What is required ▸
Could you restate all of the records exactly, leaving out the pictures?

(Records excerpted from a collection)
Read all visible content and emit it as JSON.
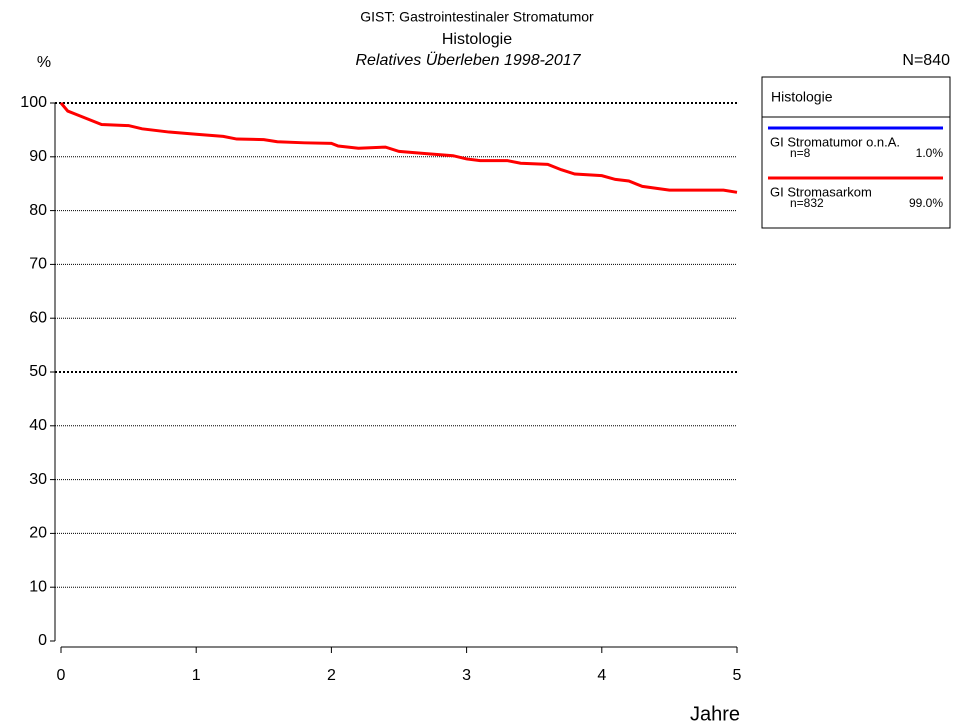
{
  "chart_data": {
    "type": "line",
    "title": "GIST: Gastrointestinaler Stromatumor",
    "subtitle": "Histologie",
    "caption": "Relatives Überleben 1998-2017",
    "y_label": "%",
    "x_label": "Jahre",
    "total_label": "N=840",
    "legend_title": "Histologie",
    "xlim": [
      0,
      5
    ],
    "xticks": [
      0,
      1,
      2,
      3,
      4,
      5
    ],
    "ylim": [
      0,
      100
    ],
    "yticks": [
      0,
      10,
      20,
      30,
      40,
      50,
      60,
      70,
      80,
      90,
      100
    ],
    "grid": true,
    "series": [
      {
        "name": "GI Stromatumor o.n.A.",
        "color": "#0000ff",
        "n_label": "n=8",
        "share_label": "1.0%",
        "x": [],
        "values": []
      },
      {
        "name": "GI Stromasarkom",
        "color": "#ff0000",
        "n_label": "n=832",
        "share_label": "99.0%",
        "x": [
          0,
          0.05,
          0.1,
          0.2,
          0.3,
          0.5,
          0.6,
          0.8,
          1.0,
          1.2,
          1.3,
          1.5,
          1.6,
          1.8,
          2.0,
          2.05,
          2.2,
          2.4,
          2.5,
          2.7,
          2.9,
          3.0,
          3.1,
          3.3,
          3.4,
          3.6,
          3.7,
          3.8,
          4.0,
          4.1,
          4.2,
          4.3,
          4.5,
          4.9,
          5.0
        ],
        "values": [
          100,
          98.5,
          98,
          97,
          96,
          95.8,
          95.2,
          94.6,
          94.2,
          93.8,
          93.3,
          93.2,
          92.8,
          92.6,
          92.5,
          92,
          91.6,
          91.8,
          91,
          90.6,
          90.2,
          89.6,
          89.3,
          89.3,
          88.8,
          88.6,
          87.6,
          86.8,
          86.5,
          85.8,
          85.5,
          84.5,
          83.8,
          83.8,
          83.4
        ]
      }
    ]
  }
}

Expected answer ▸
Read all visible content and emit it as JSON.
{
  "chart_data": {
    "type": "line",
    "title": "GIST: Gastrointestinaler Stromatumor",
    "subtitle": "Histologie",
    "caption": "Relatives Überleben 1998-2017",
    "y_label": "%",
    "x_label": "Jahre",
    "total_label": "N=840",
    "legend_title": "Histologie",
    "xlim": [
      0,
      5
    ],
    "xticks": [
      0,
      1,
      2,
      3,
      4,
      5
    ],
    "ylim": [
      0,
      100
    ],
    "yticks": [
      0,
      10,
      20,
      30,
      40,
      50,
      60,
      70,
      80,
      90,
      100
    ],
    "grid": true,
    "series": [
      {
        "name": "GI Stromatumor o.n.A.",
        "color": "#0000ff",
        "n_label": "n=8",
        "share_label": "1.0%",
        "x": [],
        "values": []
      },
      {
        "name": "GI Stromasarkom",
        "color": "#ff0000",
        "n_label": "n=832",
        "share_label": "99.0%",
        "x": [
          0,
          0.05,
          0.1,
          0.2,
          0.3,
          0.5,
          0.6,
          0.8,
          1.0,
          1.2,
          1.3,
          1.5,
          1.6,
          1.8,
          2.0,
          2.05,
          2.2,
          2.4,
          2.5,
          2.7,
          2.9,
          3.0,
          3.1,
          3.3,
          3.4,
          3.6,
          3.7,
          3.8,
          4.0,
          4.1,
          4.2,
          4.3,
          4.5,
          4.9,
          5.0
        ],
        "values": [
          100,
          98.5,
          98,
          97,
          96,
          95.8,
          95.2,
          94.6,
          94.2,
          93.8,
          93.3,
          93.2,
          92.8,
          92.6,
          92.5,
          92,
          91.6,
          91.8,
          91,
          90.6,
          90.2,
          89.6,
          89.3,
          89.3,
          88.8,
          88.6,
          87.6,
          86.8,
          86.5,
          85.8,
          85.5,
          84.5,
          83.8,
          83.8,
          83.4
        ]
      }
    ]
  }
}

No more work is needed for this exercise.